What the task requires |
Copy out each line of the material below that holds the string "kuat".

[Dataset rows]
+ + + + + + +

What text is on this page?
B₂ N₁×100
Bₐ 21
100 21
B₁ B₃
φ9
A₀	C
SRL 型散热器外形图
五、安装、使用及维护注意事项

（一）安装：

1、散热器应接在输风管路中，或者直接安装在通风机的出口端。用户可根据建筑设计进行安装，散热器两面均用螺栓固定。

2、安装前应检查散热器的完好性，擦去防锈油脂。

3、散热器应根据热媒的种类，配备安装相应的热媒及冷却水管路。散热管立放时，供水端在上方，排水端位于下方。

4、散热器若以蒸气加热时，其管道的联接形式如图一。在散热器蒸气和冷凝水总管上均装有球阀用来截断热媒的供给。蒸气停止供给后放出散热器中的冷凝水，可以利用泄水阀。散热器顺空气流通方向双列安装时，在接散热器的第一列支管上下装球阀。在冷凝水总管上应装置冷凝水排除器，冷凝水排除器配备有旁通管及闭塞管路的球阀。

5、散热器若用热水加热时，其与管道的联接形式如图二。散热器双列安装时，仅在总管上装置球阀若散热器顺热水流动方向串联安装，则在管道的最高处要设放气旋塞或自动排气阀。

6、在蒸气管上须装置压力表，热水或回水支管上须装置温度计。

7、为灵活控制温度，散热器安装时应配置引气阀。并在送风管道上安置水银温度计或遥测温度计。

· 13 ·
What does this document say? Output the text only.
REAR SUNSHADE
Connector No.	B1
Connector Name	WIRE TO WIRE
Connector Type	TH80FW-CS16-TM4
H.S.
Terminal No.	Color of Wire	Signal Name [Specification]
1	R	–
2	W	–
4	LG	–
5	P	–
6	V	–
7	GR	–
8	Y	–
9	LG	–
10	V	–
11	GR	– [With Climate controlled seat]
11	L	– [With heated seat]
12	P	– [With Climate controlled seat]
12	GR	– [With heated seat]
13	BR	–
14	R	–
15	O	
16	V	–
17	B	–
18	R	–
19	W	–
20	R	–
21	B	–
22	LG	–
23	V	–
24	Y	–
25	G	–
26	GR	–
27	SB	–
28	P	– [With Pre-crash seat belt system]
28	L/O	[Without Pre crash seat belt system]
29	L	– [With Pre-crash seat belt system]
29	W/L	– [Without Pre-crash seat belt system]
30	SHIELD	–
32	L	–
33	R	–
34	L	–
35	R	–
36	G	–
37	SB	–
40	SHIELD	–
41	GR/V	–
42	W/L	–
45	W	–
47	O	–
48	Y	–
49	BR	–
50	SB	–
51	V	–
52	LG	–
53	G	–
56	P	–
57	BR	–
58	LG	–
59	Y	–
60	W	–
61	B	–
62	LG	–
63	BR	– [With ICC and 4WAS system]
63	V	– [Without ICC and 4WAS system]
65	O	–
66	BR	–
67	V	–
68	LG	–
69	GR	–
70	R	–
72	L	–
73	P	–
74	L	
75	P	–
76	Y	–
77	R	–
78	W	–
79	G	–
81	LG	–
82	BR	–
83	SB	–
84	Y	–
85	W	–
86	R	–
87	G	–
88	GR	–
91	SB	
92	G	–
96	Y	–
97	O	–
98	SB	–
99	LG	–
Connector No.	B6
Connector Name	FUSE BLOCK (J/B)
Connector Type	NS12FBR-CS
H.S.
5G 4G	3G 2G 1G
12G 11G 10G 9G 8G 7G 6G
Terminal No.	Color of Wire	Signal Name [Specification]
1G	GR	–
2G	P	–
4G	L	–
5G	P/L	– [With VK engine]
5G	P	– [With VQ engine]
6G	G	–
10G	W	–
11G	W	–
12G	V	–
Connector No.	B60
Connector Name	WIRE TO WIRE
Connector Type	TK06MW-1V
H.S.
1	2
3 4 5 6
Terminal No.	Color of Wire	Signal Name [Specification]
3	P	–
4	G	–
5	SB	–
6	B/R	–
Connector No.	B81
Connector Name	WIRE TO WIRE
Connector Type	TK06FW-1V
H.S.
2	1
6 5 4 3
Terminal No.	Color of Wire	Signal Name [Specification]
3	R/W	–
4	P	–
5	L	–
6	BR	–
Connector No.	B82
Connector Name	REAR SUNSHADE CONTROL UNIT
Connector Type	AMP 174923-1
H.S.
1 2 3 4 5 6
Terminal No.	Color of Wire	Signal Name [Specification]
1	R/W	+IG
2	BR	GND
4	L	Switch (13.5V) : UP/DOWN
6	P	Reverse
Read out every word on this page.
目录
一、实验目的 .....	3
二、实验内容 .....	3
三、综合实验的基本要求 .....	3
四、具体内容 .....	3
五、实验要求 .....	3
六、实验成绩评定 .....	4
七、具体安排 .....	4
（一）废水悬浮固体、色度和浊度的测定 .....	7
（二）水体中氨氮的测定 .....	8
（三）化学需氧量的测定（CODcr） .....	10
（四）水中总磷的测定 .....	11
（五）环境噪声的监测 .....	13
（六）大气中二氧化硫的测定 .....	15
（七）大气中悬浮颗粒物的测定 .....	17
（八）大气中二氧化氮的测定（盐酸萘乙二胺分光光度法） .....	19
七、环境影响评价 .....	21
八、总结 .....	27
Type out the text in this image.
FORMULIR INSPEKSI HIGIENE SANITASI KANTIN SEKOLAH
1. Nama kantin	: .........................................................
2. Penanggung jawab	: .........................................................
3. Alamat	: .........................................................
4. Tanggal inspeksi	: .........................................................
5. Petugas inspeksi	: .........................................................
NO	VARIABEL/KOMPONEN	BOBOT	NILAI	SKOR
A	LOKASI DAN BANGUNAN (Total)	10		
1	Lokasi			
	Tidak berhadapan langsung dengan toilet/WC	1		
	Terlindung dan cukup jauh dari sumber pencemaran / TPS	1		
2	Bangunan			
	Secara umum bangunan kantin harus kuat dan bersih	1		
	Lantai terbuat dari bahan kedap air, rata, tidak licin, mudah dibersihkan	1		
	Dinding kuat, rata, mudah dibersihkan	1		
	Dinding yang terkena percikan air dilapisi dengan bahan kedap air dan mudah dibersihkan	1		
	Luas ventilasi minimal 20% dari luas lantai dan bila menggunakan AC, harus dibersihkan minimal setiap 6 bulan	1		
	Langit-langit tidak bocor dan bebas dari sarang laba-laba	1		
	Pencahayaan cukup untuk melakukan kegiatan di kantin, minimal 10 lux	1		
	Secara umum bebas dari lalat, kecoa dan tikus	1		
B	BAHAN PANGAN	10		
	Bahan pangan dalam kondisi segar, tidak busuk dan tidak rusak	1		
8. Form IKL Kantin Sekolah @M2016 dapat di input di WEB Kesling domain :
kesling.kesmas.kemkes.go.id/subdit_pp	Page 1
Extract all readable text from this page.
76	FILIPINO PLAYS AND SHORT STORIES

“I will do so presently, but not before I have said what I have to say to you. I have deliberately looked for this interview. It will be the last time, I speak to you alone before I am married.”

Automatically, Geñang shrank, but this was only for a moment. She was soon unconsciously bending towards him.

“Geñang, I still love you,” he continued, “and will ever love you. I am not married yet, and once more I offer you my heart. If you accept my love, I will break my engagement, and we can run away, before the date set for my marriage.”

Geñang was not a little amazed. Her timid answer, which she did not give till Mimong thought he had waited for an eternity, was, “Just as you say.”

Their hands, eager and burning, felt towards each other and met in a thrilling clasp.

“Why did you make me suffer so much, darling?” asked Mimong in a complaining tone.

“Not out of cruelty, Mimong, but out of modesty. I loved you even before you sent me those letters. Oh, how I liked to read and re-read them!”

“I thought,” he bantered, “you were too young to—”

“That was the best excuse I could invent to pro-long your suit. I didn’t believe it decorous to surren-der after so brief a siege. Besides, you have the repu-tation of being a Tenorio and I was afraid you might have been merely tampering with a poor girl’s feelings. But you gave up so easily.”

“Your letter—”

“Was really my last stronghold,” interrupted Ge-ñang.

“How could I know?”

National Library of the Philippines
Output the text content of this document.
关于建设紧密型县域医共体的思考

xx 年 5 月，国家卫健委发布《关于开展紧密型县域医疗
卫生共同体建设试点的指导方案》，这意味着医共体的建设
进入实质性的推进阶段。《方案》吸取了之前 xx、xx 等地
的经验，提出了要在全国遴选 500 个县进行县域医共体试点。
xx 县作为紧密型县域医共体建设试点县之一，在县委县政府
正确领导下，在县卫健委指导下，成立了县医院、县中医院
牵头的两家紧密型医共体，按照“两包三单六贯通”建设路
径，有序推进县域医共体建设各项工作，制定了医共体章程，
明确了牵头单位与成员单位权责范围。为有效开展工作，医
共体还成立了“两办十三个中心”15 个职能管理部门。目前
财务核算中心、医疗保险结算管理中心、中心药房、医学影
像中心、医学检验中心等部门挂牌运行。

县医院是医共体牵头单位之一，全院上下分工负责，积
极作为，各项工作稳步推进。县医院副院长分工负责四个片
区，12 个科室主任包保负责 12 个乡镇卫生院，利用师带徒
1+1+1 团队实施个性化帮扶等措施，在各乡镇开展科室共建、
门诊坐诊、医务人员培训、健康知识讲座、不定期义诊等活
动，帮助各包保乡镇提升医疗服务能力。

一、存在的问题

+ + + + + + +

Result |
	Secara umum bangunan kantin harus kuat dan bersih	1		
	Dinding kuat, rata, mudah dibersihkan	1		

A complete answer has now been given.